EXERCISE DESCRIPTION:
Everything in the listing should be restated word for word.

□ □ □ □ □ □ □

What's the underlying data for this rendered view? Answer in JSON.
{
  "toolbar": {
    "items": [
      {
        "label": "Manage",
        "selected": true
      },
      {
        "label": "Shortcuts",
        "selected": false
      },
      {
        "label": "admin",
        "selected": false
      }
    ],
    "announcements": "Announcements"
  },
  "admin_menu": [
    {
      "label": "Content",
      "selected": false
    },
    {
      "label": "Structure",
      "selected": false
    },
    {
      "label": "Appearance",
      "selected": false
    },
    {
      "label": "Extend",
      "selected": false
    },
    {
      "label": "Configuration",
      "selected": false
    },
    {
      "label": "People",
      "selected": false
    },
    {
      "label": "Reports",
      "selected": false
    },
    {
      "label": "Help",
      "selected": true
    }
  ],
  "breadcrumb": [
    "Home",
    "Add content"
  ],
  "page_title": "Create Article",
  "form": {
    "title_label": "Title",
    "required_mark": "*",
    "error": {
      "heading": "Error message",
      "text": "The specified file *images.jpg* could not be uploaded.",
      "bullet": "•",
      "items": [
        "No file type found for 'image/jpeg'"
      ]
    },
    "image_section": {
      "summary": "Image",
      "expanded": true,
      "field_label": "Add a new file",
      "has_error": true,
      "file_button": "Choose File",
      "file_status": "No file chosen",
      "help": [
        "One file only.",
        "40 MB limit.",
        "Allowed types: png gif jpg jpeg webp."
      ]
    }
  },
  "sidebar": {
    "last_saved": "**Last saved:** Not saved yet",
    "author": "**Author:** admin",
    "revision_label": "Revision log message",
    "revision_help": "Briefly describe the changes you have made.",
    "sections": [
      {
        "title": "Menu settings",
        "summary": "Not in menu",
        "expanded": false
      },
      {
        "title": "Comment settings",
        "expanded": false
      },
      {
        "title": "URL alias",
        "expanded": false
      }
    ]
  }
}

□ □ □ □ □ □ □

CORRECT OUTPUT:
What's the underlying data for this rendered view? Answer in JSON.
{
  "toolbar": {
    "items": [
      {
        "label": "Manage",
        "selected": true
      },
      {
        "label": "Shortcuts",
        "selected": false
      },
      {
        "label": "admin",
        "selected": false
      }
    ],
    "announcements": "Announcements"
  },
  "admin_menu": [
    {
      "label": "Content",
      "selected": false
    },
    {
      "label": "Structure",
      "selected": false
    },
    {
      "label": "Appearance",
      "selected": false
    },
    {
      "label": "Extend",
      "selected": false
    },
    {
      "label": "Configuration",
      "selected": false
    },
    {
      "label": "People",
      "selected": false
    },
    {
      "label": "Reports",
      "selected": false
    },
    {
      "label": "Help",
      "selected": true
    }
  ],
  "breadcrumb": [
    "Home",
    "Add content"
  ],
  "page_title": "Create Article",
  "form": {
    "title_label": "Title",
    "required_mark": "*",
    "error": {
      "heading": "Error message",
      "text": "The specified file *images.jpg* could not be uploaded.",
      "bullet": "•",
      "items": [
        "No file type found for 'image/jpeg'"
      ]
    },
    "image_section": {
      "summary": "Image",
      "expanded": true,
      "field_label": "Add a new file",
      "has_error": true,
      "file_button": "Choose File",
      "file_status": "No file chosen",
      "help": [
        "One file only.",
        "40 MB limit.",
        "Allowed types: png gif jpg jpeg webp."
      ]
    }
  },
  "sidebar": {
    "last_saved": "**Last saved:** Not saved yet",
    "author": "**Author:** admin",
    "revision_label": "Revision log message",
    "revision_help": "Briefly describe the changes you have made.",
    "sections": [
      {
        "title": "Menu settings",
        "summary": "Not in menu",
        "expanded": false
      },
      {
        "title": "Comment settings",
        "expanded": false
      },
      {
        "title": "URL alias",
        "expanded": false
      }
    ]
  }
}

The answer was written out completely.